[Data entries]

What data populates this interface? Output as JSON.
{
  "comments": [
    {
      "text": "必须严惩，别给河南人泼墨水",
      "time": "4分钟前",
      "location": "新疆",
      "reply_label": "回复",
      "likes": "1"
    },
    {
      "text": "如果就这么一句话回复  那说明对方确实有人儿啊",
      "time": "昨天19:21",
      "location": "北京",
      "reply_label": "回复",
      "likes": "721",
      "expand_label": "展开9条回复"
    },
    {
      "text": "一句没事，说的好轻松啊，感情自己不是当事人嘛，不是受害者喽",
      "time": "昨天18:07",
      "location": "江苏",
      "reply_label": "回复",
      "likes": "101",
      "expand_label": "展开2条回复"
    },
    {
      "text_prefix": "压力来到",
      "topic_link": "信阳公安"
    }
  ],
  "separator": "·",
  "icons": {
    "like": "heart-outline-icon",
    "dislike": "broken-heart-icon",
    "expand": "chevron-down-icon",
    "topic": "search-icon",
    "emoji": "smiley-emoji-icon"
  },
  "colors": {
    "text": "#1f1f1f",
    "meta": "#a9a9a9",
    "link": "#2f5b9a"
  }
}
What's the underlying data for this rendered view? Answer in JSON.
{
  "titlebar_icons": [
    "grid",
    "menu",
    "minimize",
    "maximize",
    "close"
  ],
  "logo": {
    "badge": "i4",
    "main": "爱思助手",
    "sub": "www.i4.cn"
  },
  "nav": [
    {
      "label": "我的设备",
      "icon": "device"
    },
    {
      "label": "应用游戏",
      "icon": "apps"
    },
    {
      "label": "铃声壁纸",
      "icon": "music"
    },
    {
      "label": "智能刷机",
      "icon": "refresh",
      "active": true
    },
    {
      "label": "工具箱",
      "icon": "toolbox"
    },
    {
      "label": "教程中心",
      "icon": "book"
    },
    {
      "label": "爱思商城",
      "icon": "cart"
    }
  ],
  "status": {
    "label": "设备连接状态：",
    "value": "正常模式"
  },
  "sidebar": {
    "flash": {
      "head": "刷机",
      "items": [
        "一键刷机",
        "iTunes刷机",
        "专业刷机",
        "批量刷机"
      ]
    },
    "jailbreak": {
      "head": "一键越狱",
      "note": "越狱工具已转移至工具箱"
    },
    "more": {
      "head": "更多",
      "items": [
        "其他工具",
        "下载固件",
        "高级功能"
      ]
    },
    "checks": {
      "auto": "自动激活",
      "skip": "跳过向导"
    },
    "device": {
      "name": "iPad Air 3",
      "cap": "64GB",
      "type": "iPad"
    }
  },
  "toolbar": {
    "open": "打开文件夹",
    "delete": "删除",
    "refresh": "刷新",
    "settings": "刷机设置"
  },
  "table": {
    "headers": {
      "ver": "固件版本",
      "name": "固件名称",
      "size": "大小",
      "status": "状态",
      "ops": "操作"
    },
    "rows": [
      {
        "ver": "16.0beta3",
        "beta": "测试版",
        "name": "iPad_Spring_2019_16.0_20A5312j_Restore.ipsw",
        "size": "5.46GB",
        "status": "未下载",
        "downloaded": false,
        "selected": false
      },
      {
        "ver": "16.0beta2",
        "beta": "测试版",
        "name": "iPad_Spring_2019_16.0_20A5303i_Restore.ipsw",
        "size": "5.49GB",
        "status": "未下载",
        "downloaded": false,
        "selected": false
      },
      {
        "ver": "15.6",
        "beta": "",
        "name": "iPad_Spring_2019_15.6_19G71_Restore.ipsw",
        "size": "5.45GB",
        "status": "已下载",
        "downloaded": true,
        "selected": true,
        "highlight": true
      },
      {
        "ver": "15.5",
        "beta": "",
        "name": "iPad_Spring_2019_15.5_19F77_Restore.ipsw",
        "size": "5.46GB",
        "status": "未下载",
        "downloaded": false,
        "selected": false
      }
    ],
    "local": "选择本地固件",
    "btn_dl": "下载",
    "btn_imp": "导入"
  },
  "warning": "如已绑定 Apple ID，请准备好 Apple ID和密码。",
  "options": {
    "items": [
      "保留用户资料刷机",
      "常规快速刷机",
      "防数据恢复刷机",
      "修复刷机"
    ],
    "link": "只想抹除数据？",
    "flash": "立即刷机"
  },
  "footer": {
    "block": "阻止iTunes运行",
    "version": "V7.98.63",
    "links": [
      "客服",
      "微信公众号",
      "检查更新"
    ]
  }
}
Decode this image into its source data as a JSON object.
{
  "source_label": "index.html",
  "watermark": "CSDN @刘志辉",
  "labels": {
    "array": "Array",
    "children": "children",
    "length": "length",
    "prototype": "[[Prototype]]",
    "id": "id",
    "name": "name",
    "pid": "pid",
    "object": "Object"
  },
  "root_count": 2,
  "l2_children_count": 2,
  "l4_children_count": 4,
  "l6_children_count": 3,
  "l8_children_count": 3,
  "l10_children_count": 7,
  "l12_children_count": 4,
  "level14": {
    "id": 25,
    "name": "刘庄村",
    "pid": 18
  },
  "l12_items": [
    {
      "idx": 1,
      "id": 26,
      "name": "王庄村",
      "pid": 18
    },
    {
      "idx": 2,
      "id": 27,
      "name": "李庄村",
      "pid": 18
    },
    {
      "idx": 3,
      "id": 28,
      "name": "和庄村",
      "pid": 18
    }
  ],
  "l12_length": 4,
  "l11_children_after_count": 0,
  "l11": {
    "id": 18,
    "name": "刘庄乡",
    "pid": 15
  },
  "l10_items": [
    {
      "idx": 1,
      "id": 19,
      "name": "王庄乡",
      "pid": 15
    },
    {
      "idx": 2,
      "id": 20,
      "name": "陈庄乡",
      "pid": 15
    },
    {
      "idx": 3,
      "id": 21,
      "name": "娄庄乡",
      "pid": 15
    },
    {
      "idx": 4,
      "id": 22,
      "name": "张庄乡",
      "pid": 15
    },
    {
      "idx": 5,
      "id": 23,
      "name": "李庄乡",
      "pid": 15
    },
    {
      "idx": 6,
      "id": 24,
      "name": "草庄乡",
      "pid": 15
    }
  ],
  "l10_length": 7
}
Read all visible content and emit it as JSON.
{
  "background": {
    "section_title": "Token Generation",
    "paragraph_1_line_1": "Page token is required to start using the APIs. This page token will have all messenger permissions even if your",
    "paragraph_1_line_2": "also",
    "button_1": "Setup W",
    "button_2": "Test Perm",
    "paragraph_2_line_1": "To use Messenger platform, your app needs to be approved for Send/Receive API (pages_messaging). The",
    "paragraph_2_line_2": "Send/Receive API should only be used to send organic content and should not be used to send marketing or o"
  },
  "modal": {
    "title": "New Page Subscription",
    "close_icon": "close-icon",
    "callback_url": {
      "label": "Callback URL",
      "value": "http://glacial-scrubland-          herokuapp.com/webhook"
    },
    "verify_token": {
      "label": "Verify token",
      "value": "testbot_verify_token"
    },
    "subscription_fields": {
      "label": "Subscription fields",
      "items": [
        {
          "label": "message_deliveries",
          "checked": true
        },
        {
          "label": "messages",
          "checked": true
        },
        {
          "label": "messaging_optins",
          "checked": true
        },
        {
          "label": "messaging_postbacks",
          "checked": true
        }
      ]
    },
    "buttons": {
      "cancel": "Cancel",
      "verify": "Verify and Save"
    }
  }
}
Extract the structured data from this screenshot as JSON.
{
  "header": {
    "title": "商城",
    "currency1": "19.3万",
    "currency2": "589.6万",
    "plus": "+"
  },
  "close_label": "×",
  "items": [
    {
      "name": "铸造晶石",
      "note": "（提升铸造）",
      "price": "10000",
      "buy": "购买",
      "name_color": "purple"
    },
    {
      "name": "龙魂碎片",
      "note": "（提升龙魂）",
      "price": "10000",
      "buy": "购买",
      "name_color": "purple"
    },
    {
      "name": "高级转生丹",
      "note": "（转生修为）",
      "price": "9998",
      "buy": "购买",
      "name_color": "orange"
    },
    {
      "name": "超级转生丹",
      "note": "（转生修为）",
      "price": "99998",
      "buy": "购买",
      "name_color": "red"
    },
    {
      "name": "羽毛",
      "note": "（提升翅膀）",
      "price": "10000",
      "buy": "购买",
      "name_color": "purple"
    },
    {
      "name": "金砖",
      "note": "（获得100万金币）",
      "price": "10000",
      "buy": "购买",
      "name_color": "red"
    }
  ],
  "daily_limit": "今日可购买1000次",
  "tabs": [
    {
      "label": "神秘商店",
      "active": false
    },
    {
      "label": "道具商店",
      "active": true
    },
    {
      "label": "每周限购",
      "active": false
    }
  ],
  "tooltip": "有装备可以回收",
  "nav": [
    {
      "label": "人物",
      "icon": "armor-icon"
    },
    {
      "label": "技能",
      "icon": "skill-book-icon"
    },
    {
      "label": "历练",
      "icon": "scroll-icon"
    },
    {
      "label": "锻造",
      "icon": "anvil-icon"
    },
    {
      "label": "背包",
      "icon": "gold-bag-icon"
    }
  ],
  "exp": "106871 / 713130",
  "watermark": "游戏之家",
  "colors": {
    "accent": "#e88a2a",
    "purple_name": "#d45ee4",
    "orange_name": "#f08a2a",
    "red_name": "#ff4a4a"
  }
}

## WHAT YOU SHOULD DO
Check every line of the data above for the string "note", and copy those that have it.

## FULL SOLUTION
      "note": "越狱工具已转移至工具箱"
      "note": "（提升铸造）",
      "note": "（提升龙魂）",
      "note": "（转生修为）",
      "note": "（转生修为）",
      "note": "（提升翅膀）",
      "note": "（获得100万金币）",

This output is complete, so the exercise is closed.